§ **Objective**: From the records below, copy every line that contains the word "края".

+++

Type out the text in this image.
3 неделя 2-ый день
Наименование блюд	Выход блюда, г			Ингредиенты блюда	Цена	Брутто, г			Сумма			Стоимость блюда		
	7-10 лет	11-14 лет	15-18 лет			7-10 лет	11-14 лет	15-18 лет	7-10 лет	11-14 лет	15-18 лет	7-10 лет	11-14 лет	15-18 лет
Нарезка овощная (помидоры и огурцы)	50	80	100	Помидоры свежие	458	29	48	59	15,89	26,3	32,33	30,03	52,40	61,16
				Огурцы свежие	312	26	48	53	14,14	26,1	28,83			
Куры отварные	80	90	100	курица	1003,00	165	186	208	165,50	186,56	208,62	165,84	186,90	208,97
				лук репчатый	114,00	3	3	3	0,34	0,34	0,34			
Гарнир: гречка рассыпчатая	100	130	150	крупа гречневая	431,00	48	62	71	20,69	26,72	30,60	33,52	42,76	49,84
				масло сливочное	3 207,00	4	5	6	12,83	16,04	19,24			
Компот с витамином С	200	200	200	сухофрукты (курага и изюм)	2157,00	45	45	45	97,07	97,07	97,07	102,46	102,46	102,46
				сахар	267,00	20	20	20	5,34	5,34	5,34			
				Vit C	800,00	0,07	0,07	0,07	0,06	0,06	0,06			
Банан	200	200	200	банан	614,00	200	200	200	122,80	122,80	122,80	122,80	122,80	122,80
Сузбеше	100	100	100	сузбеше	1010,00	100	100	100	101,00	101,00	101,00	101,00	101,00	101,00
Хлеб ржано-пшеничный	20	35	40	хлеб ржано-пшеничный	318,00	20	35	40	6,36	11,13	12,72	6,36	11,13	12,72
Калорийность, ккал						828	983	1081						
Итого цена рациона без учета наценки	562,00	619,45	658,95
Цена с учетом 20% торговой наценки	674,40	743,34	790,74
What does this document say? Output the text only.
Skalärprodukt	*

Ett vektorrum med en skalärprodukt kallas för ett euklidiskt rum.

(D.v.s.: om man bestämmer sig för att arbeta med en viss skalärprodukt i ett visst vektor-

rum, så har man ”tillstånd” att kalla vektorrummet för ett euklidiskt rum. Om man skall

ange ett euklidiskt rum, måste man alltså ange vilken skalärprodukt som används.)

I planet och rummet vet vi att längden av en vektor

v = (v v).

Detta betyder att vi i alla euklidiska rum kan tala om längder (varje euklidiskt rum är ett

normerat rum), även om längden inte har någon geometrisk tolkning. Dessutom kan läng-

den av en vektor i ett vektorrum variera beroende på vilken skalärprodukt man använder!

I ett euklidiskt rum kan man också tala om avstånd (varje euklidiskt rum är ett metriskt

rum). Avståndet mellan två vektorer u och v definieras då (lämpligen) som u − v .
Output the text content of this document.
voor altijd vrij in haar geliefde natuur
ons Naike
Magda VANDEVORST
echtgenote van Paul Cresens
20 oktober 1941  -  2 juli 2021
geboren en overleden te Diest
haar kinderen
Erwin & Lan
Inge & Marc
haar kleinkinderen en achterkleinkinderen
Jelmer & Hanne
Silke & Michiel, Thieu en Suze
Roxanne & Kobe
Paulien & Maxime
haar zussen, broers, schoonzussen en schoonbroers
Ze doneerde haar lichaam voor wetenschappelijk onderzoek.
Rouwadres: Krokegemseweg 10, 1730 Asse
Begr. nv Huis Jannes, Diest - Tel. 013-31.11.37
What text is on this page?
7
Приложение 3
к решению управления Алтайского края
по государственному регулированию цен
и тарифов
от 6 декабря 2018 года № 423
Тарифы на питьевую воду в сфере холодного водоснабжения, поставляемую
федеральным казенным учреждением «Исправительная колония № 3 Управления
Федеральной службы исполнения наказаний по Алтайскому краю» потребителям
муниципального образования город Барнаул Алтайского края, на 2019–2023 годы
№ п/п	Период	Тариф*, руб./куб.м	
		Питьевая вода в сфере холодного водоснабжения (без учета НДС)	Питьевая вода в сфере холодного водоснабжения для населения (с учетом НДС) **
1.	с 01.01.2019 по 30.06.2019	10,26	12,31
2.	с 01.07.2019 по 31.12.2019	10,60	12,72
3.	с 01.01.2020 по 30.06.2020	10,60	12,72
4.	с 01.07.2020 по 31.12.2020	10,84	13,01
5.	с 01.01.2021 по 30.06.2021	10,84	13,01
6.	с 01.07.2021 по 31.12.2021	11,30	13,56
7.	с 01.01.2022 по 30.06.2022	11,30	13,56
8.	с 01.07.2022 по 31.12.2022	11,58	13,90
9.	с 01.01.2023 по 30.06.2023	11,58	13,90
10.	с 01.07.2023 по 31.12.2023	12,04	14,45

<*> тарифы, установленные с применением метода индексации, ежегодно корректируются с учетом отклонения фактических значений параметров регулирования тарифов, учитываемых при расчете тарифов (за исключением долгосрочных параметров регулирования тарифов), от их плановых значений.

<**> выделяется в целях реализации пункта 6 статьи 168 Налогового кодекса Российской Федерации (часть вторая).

+++

§ **Task solution**:
к решению управления Алтайского края
муниципального образования город Барнаул Алтайского края, на 2019–2023 годы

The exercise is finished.